## Your goal
Return each line of the listing that contains the string "Córtes".

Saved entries

^^^^^^^^^^^^^^^^

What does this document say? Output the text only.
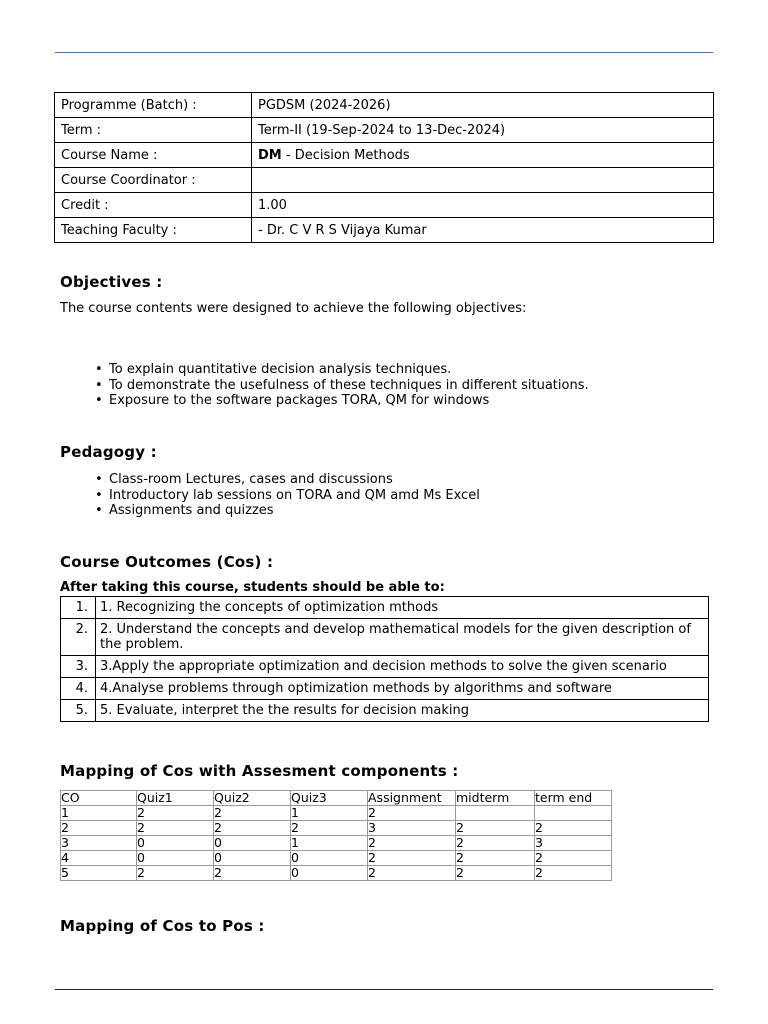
Programme (Batch) :	PGDSM (2024-2026)
Term :	Term-II (19-Sep-2024 to 13-Dec-2024)
Course Name :	DM - Decision Methods
Course Coordinator :	
Credit :	1.00
Teaching Faculty :	- Dr. C V R S Vijaya Kumar
Objectives :
The course contents were designed to achieve the following objectives:
• To explain quantitative decision analysis techniques.
• To demonstrate the usefulness of these techniques in different situations.
• Exposure to the software packages TORA, QM for windows
Pedagogy :
• Class-room Lectures, cases and discussions
• Introductory lab sessions on TORA and QM amd Ms Excel
• Assignments and quizzes
Course Outcomes (Cos) :
After taking this course, students should be able to:
1.	1. Recognizing the concepts of optimization mthods
2.	2. Understand the concepts and develop mathematical models for the given description of the problem.
3.	3.Apply the appropriate optimization and decision methods to solve the given scenario
4.	4.Analyse problems through optimization methods by algorithms and software
5.	5. Evaluate, interpret the the results for decision making
Mapping of Cos with Assesment components :
CO	Quiz1	Quiz2	Quiz3	Assignment	midterm	term end
1	2	2	1	2		
2	2	2	2	3	2	2
3	0	0	1	2	2	3
4	0	0	0	2	2	2
5	2	2	0	2	2	2
Mapping of Cos to Pos :
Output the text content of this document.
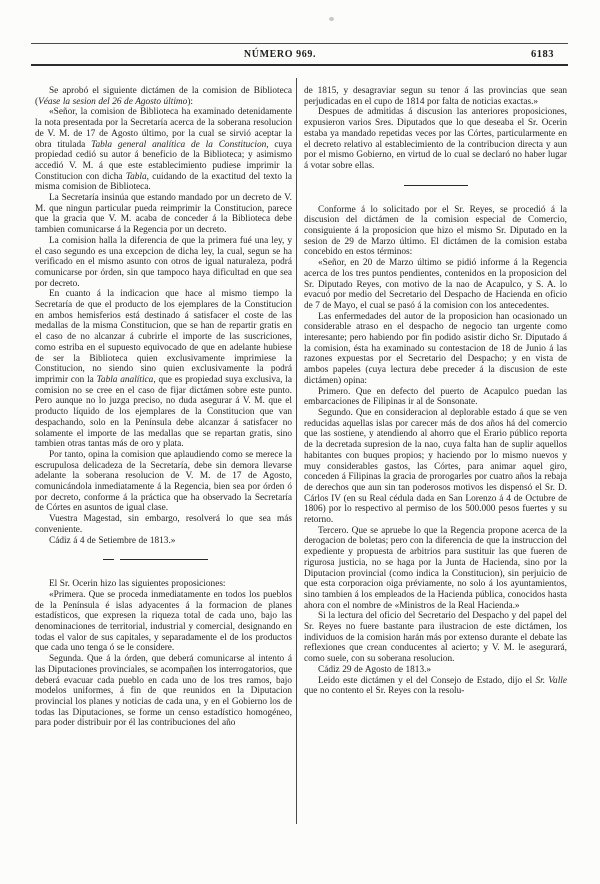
NÚMERO 969.	6183

Se aprobó el siguiente dictámen de la comision de Biblioteca (Véase la sesion del 26 de Agosto último):

«Señor, la comision de Biblioteca ha examinado detenidamente la nota presentada por la Secretaría acerca de la soberana resolucion de V. M. de 17 de Agosto último, por la cual se sirvió aceptar la obra titulada Tabla general analítica de la Constitucion, cuya propiedad cedió su autor á beneficio de la Biblioteca; y asimismo accedió V. M. á que este establecimiento pudiese imprimir la Constitucion con dicha Tabla, cuidando de la exactitud del texto la misma comision de Biblioteca.

La Secretaría insinúa que estando mandado por un decreto de V. M. que ningun particular pueda reimprimir la Constitucion, parece que la gracia que V. M. acaba de conceder á la Biblioteca debe tambien comunicarse á la Regencia por un decreto.

La comision halla la diferencia de que la primera fué una ley, y el caso segundo es una excepcion de dicha ley, la cual, segun se ha verificado en el mismo asunto con otros de igual naturaleza, podrá comunicarse por órden, sin que tampoco haya dificultad en que sea por decreto.

En cuanto á la indicacion que hace al mismo tiempo la Secretaría de que el producto de los ejemplares de la Constitucion en ambos hemisferios está destinado á satisfacer el coste de las medallas de la misma Constitucion, que se han de repartir gratis en el caso de no alcanzar á cubrirle el importe de las suscriciones, como estriba en el supuesto equivocado de que en adelante hubiese de ser la Biblioteca quien exclusivamente imprimiese la Constitucion, no siendo sino quien exclusivamente la podrá imprimir con la Tabla analítica, que es propiedad suya exclusiva, la comision no se cree en el caso de fijar dictámen sobre este punto. Pero aunque no lo juzga preciso, no duda asegurar á V. M. que el producto líquido de los ejemplares de la Constitucion que van despachando, solo en la Península debe alcanzar á satisfacer no solamente el importe de las medallas que se repartan gratis, sino tambien otras tantas más de oro y plata.

Por tanto, opina la comision que aplaudiendo como se merece la escrupulosa delicadeza de la Secretaría, debe sin demora llevarse adelante la soberana resolucion de V. M. de 17 de Agosto, comunicándola inmediatamente á la Regencia, bien sea por órden ó por decreto, conforme á la práctica que ha observado la Secretaría de Córtes en asuntos de igual clase.

Vuestra Magestad, sin embargo, resolverá lo que sea más conveniente.

Cádiz á 4 de Setiembre de 1813.»

El Sr. Ocerin hizo las siguientes proposiciones:

«Primera. Que se proceda inmediatamente en todos los pueblos de la Península é islas adyacentes á la formacion de planes estadísticos, que expresen la riqueza total de cada uno, bajo las denominaciones de territorial, industrial y comercial, designando en todas el valor de sus capitales, y separadamente el de los productos que cada uno tenga ó se le considere.

Segunda. Que á la órden, que deberá comunicarse al intento á las Diputaciones provinciales, se acompañen los interrogatorios, que deberá evacuar cada pueblo en cada uno de los tres ramos, bajo modelos uniformes, á fin de que reunidos en la Diputacion provincial los planes y noticias de cada una, y en el Gobierno los de todas las Diputaciones, se forme un censo estadístico homogéneo, para poder distribuir por él las contribuciones del año

de 1815, y desagraviar segun su tenor á las provincias que sean perjudicadas en el cupo de 1814 por falta de noticias exactas.»

Despues de admitidas á discusion las anteriores proposiciones, expusieron varios Sres. Diputados que lo que deseaba el Sr. Ocerin estaba ya mandado repetidas veces por las Córtes, particularmente en el decreto relativo al establecimiento de la contribucion directa y aun por el mismo Gobierno, en virtud de lo cual se declaró no haber lugar á votar sobre ellas.

Conforme á lo solicitado por el Sr. Reyes, se procedió á la discusion del dictámen de la comision especial de Comercio, consiguiente á la proposicion que hizo el mismo Sr. Diputado en la sesion de 29 de Marzo último. El dictámen de la comision estaba concebido en estos términos:

«Señor, en 20 de Marzo último se pidió informe á la Regencia acerca de los tres puntos pendientes, contenidos en la proposicion del Sr. Diputado Reyes, con motivo de la nao de Acapulco, y S. A. lo evacuó por medio del Secretario del Despacho de Hacienda en oficio de 7 de Mayo, el cual se pasó á la comision con los antecedentes.

Las enfermedades del autor de la proposicion han ocasionado un considerable atraso en el despacho de negocio tan urgente como interesante; pero habiendo por fin podido asistir dicho Sr. Diputado á la comision, ésta ha examinado su contestacion de 18 de Junio á las razones expuestas por el Secretario del Despacho; y en vista de ambos papeles (cuya lectura debe preceder á la discusion de este dictámen) opina:

Primero. Que en defecto del puerto de Acapulco puedan las embarcaciones de Filipinas ir al de Sonsonate.

Segundo. Que en consideracion al deplorable estado á que se ven reducidas aquellas islas por carecer más de dos años há del comercio que las sostiene, y atendiendo al ahorro que el Erario público reporta de la decretada supresion de la nao, cuya falta han de suplir aquellos habitantes con buques propios; y haciendo por lo mismo nuevos y muy considerables gastos, las Córtes, para animar aquel giro, conceden á Filipinas la gracia de prorogarles por cuatro años la rebaja de derechos que aun sin tan poderosos motivos les dispensó el Sr. D. Cárlos IV (en su Real cédula dada en San Lorenzo á 4 de Octubre de 1806) por lo respectivo al permiso de los 500.000 pesos fuertes y su retorno.

Tercero. Que se apruebe lo que la Regencia propone acerca de la derogacion de boletas; pero con la diferencia de que la instruccion del expediente y propuesta de arbitrios para sustituir las que fueren de rigurosa justicia, no se haga por la Junta de Hacienda, sino por la Diputacion provincial (como indica la Constitucion), sin perjuicio de que esta corporacion oiga préviamente, no solo á los ayuntamientos, sino tambien á los empleados de la Hacienda pública, conocidos hasta ahora con el nombre de «Ministros de la Real Hacienda.»

Si la lectura del oficio del Secretario del Despacho y del papel del Sr. Reyes no fuere bastante para ilustracion de este dictámen, los individuos de la comision harán más por extenso durante el debate las reflexiones que crean conducentes al acierto; y V. M. le asegurará, como suele, con su soberana resolucion.

Cádiz 29 de Agosto de 1813.»

Leido este dictámen y el del Consejo de Estado, dijo el Sr. Valle que no contento el Sr. Reyes con la resolu-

^^^^^^^^^^^^^^^^

## Solution for this task
Por tanto, opina la comision que aplaudiendo como se merece la escrupulosa delicadeza de la Secretaría, debe sin demora llevarse adelante la soberana resolucion de V. M. de 17 de Agosto, comunicándola inmediatamente á la Regencia, bien sea por órden ó por decreto, conforme á la práctica que ha observado la Secretaría de Córtes en asuntos de igual clase.
Despues de admitidas á discusion las anteriores proposiciones, expusieron varios Sres. Diputados que lo que deseaba el Sr. Ocerin estaba ya mandado repetidas veces por las Córtes, particularmente en el decreto relativo al establecimiento de la contribucion directa y aun por el mismo Gobierno, en virtud de lo cual se declaró no haber lugar á votar sobre ellas.
Segundo. Que en consideracion al deplorable estado á que se ven reducidas aquellas islas por carecer más de dos años há del comercio que las sostiene, y atendiendo al ahorro que el Erario público reporta de la decretada supresion de la nao, cuya falta han de suplir aquellos habitantes con buques propios; y haciendo por lo mismo nuevos y muy considerables gastos, las Córtes, para animar aquel giro, conceden á Filipinas la gracia de prorogarles por cuatro años la rebaja de derechos que aun sin tan poderosos motivos les dispensó el Sr. D. Cárlos IV (en su Real cédula dada en San Lorenzo á 4 de Octubre de 1806) por lo respectivo al permiso de los 500.000 pesos fuertes y su retorno.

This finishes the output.